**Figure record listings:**
◆ ◆ ◆ ◆
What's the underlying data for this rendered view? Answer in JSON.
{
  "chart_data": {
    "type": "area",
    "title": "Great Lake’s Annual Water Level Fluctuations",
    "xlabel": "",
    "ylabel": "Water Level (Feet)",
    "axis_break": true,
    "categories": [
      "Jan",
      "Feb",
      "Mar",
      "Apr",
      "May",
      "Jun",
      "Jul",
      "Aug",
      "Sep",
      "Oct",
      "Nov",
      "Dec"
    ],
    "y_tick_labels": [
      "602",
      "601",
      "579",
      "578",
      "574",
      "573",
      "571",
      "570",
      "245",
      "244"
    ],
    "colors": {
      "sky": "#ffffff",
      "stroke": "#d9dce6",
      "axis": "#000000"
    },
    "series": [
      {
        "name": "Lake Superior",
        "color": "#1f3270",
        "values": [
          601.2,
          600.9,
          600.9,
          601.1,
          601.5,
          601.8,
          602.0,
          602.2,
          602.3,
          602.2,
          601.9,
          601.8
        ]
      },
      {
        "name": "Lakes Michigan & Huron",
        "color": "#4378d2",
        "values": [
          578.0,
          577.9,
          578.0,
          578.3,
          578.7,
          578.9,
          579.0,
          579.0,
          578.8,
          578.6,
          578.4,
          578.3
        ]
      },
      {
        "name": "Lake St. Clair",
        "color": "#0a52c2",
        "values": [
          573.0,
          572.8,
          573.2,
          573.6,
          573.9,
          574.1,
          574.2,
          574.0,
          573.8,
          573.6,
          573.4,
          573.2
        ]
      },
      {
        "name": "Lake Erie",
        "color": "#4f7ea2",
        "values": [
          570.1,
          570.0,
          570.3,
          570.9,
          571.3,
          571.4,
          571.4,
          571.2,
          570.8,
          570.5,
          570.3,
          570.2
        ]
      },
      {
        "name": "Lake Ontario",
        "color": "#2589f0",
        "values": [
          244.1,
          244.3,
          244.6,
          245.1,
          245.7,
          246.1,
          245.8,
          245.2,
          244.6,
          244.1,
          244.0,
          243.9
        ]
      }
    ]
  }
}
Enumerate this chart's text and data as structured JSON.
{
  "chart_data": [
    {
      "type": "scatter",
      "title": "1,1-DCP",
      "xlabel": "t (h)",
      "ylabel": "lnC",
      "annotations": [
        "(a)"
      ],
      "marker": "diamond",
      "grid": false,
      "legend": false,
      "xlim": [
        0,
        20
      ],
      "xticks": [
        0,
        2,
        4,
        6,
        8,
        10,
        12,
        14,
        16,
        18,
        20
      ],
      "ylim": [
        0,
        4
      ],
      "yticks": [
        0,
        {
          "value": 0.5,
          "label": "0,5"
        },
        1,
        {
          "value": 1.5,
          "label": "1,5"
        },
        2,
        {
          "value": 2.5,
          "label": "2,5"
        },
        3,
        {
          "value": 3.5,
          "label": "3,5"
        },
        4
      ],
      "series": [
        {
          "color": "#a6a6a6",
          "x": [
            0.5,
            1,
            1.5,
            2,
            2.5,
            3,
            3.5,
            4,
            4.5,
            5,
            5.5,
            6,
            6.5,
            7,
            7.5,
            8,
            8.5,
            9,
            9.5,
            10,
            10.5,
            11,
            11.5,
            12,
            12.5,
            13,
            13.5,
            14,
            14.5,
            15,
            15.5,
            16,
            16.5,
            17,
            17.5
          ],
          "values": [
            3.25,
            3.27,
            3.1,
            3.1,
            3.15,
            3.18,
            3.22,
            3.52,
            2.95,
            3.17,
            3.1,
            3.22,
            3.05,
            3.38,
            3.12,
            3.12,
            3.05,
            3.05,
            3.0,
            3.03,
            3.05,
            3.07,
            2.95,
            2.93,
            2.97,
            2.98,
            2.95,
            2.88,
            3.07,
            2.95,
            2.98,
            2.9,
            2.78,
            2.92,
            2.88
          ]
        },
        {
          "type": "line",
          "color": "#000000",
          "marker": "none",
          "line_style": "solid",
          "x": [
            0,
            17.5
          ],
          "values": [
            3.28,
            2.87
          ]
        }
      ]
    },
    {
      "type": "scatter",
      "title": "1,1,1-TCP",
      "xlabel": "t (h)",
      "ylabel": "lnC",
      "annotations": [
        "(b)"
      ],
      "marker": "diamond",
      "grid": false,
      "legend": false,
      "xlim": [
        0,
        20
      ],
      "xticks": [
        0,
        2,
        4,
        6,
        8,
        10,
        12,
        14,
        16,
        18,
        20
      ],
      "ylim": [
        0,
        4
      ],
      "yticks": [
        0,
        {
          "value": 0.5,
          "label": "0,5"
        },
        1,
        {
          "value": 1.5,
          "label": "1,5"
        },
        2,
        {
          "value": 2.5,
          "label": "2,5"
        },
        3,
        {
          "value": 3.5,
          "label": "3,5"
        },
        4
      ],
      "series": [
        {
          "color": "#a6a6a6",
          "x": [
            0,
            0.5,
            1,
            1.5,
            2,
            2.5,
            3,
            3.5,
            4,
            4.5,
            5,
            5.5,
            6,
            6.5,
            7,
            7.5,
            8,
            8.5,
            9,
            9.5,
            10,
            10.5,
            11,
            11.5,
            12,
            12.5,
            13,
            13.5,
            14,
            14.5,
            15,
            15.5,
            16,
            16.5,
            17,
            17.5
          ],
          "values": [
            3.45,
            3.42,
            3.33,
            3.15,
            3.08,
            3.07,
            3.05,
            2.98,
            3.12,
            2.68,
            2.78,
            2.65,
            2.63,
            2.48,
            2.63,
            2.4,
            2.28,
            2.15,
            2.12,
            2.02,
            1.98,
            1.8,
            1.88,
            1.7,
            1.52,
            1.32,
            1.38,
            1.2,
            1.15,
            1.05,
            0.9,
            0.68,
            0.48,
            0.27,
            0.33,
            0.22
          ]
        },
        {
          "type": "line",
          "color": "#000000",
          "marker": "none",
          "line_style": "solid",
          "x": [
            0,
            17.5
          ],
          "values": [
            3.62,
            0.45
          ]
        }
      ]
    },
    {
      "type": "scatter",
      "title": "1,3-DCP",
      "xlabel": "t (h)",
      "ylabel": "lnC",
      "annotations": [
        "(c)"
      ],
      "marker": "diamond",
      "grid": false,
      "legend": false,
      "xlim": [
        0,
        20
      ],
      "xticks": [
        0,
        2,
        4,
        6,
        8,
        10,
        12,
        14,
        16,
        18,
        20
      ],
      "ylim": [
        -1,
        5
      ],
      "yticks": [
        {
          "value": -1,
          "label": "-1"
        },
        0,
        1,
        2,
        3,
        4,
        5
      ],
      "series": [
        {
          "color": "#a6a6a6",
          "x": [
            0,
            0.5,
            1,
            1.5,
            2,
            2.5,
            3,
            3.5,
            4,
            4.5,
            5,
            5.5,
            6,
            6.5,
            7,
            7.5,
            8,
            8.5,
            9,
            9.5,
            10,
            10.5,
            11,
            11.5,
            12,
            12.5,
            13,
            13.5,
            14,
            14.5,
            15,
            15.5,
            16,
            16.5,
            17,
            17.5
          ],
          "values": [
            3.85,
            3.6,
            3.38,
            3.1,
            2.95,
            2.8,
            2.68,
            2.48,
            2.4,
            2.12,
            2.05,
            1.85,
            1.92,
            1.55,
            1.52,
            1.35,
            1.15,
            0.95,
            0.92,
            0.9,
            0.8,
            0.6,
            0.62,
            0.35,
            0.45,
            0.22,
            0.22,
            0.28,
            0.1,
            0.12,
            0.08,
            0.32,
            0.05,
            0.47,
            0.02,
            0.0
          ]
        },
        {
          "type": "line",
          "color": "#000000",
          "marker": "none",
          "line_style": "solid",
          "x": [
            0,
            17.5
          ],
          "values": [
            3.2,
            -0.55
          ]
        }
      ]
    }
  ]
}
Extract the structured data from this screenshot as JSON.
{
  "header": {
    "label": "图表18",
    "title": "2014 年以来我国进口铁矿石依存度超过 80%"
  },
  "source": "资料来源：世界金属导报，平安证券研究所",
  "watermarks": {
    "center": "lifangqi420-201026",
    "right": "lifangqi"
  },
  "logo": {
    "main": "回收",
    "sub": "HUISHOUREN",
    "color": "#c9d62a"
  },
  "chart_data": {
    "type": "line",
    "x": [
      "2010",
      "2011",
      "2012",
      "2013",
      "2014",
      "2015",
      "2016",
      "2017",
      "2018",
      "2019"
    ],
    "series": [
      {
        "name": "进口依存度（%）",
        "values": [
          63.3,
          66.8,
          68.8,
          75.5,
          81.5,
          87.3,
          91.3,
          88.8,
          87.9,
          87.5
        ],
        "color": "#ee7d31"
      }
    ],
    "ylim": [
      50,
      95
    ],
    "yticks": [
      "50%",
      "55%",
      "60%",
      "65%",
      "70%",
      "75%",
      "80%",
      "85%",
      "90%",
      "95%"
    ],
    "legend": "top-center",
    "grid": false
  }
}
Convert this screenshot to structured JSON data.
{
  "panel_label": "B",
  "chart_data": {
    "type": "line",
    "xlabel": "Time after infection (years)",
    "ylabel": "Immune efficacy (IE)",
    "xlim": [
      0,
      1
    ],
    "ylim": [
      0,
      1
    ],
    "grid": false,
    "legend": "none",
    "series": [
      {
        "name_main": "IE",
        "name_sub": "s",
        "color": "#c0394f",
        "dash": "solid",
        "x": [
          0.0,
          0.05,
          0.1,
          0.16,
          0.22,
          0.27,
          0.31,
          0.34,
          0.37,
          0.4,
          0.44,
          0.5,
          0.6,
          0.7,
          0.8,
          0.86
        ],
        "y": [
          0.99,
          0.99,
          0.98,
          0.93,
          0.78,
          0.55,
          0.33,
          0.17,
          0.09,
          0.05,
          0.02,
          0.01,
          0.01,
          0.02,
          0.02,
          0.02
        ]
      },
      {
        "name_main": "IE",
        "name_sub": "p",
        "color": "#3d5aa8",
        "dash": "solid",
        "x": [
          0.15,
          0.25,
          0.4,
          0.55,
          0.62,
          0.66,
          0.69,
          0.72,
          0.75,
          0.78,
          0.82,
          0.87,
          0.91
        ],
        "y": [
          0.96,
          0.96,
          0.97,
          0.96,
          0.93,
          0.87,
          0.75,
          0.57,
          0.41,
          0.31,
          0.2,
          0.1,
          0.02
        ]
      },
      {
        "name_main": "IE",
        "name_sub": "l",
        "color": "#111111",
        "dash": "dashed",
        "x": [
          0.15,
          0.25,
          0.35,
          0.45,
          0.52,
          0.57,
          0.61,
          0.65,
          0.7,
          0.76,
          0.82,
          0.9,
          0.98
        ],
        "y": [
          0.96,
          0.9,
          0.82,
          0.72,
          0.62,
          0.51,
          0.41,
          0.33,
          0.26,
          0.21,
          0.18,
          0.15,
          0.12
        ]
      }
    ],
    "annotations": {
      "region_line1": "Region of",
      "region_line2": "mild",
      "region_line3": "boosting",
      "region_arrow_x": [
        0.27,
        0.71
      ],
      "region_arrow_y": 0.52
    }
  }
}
◆ ◆ ◆ ◆
**Exercise instructions:** Count how many lines in the data contain the word "title", giving the number without comment.

**Response below:** 5